WHAT YOU WILL DO: Print the listing as it stands, omitting all images.

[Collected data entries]
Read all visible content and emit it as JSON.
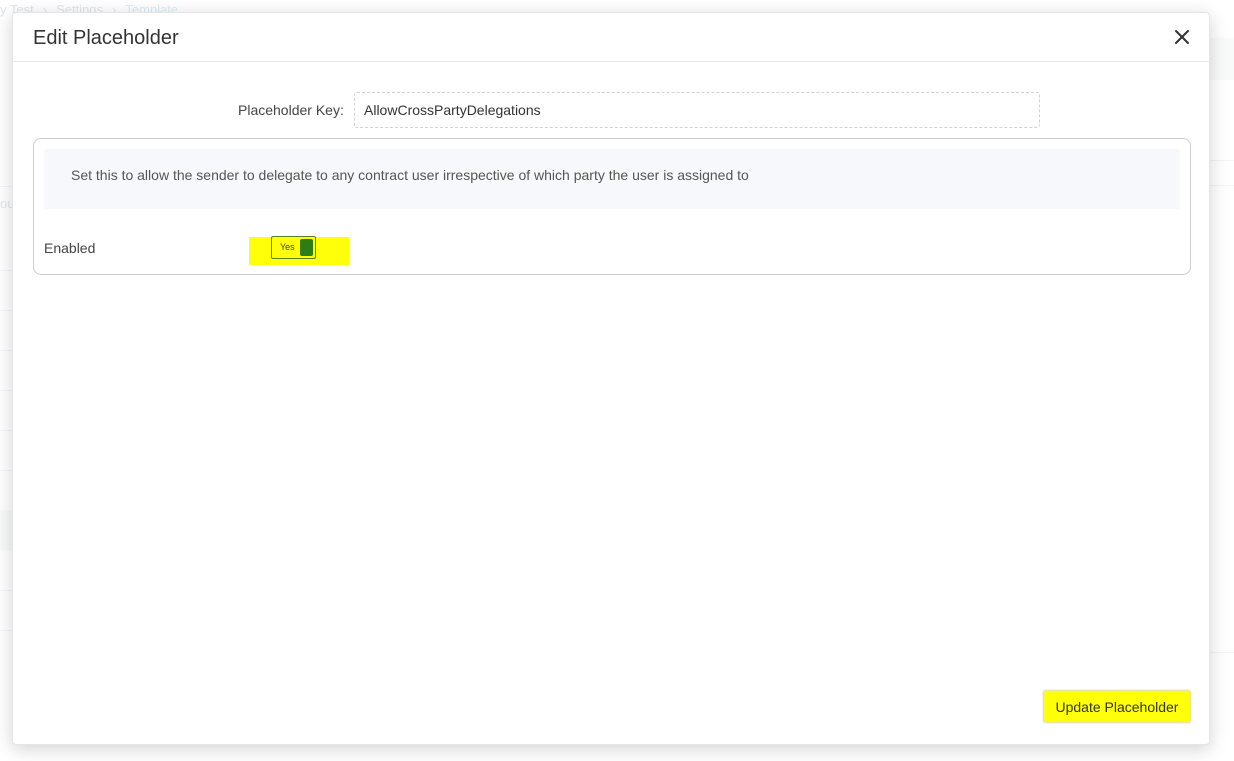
{
  "background": {
    "breadcrumb": [
      "y Test",
      "Settings",
      "Template"
    ],
    "fragment": "ou"
  },
  "modal": {
    "title": "Edit Placeholder",
    "close_icon": "close-icon",
    "placeholder_key": {
      "label": "Placeholder Key:",
      "value": "AllowCrossPartyDelegations"
    },
    "description": "Set this to allow the sender to delegate to any contract user irrespective of which party the user is assigned to",
    "enabled": {
      "label": "Enabled",
      "toggle_text": "Yes",
      "state": true
    },
    "update_button": "Update Placeholder"
  },
  "colors": {
    "highlight": "#ffff0a",
    "toggle_on": "#2e7d12"
  }
}
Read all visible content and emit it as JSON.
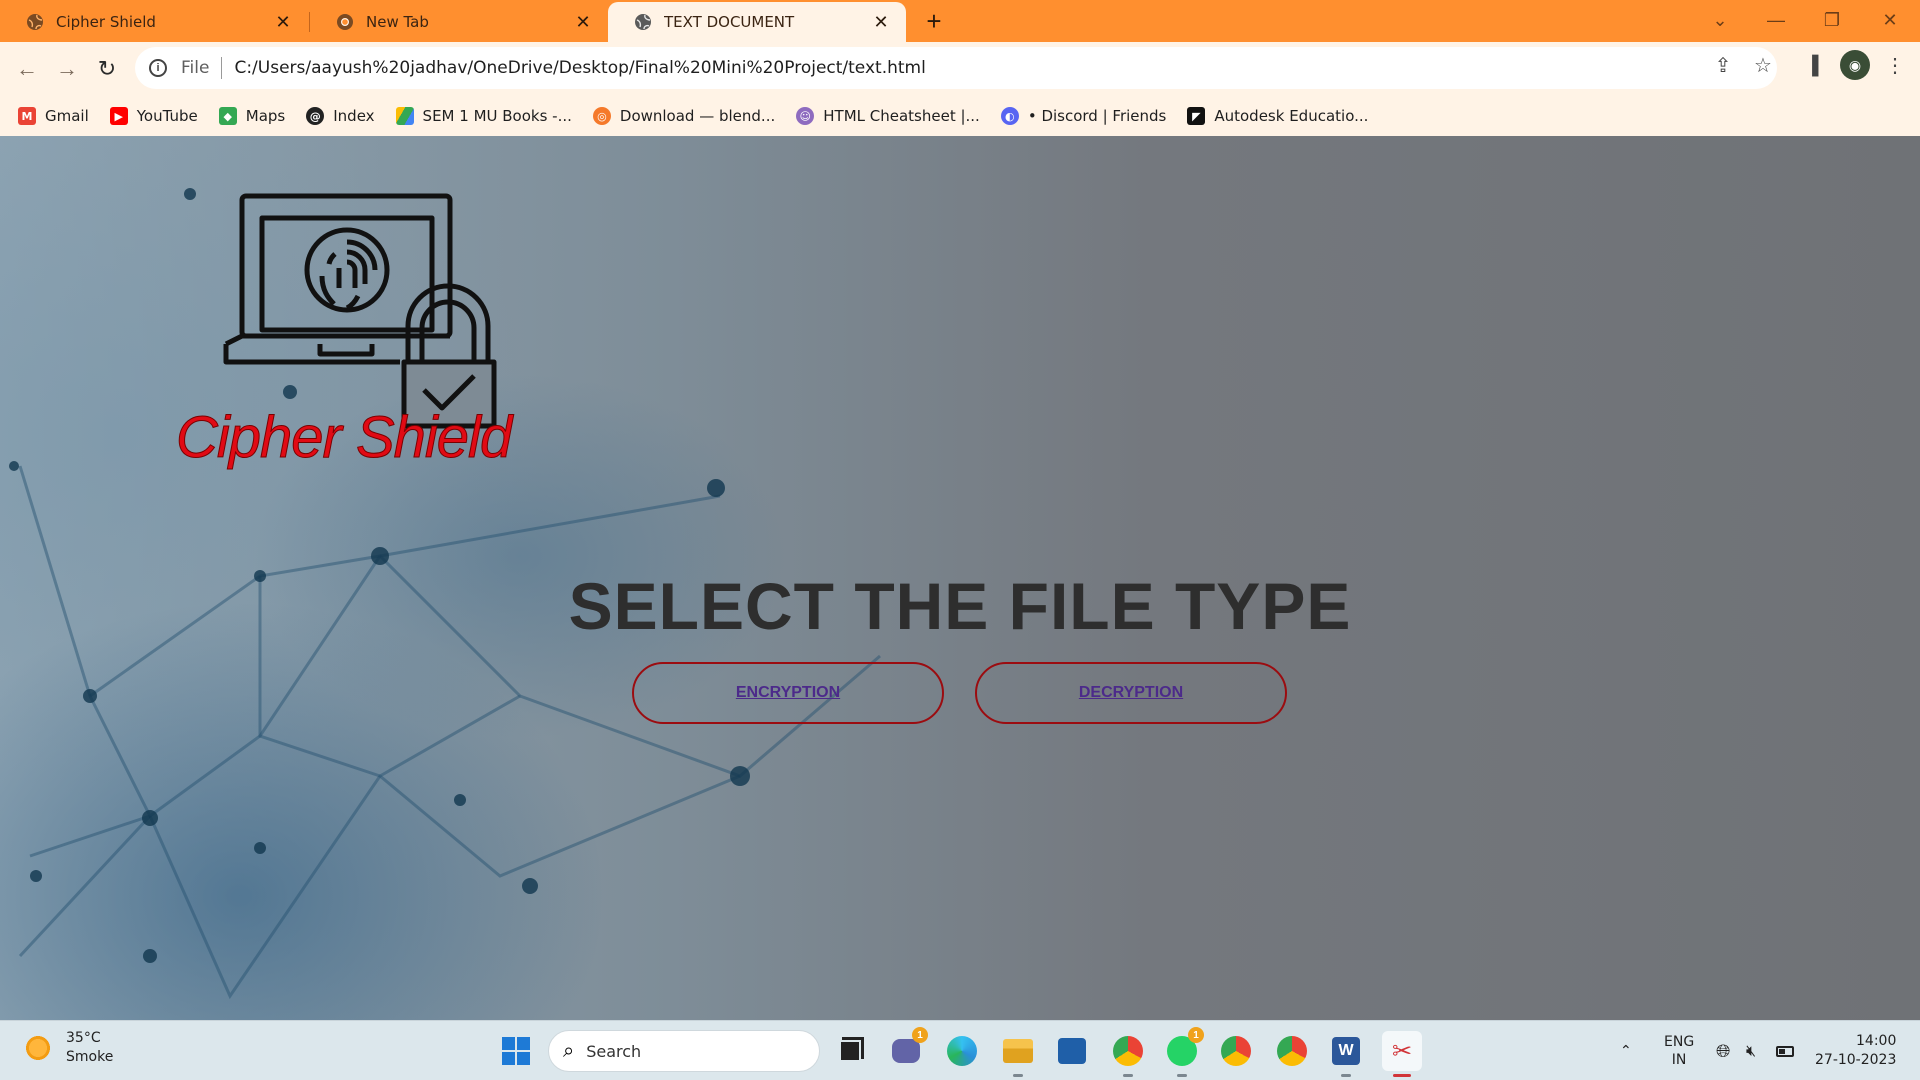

FINAL ANSWER:
Read all visible content and emit it as JSON.
{
  "background": {
    "breadcrumb": [
      "y Test",
      "Settings",
      "Template"
    ],
    "fragment": "ou"
  },
  "modal": {
    "title": "Edit Placeholder",
    "close_icon": "close-icon",
    "placeholder_key": {
      "label": "Placeholder Key:",
      "value": "AllowCrossPartyDelegations"
    },
    "description": "Set this to allow the sender to delegate to any contract user irrespective of which party the user is assigned to",
    "enabled": {
      "label": "Enabled",
      "toggle_text": "Yes",
      "state": true
    },
    "update_button": "Update Placeholder"
  },
  "colors": {
    "highlight": "#ffff0a",
    "toggle_on": "#2e7d12"
  }
}
Read all visible content and emit it as JSON.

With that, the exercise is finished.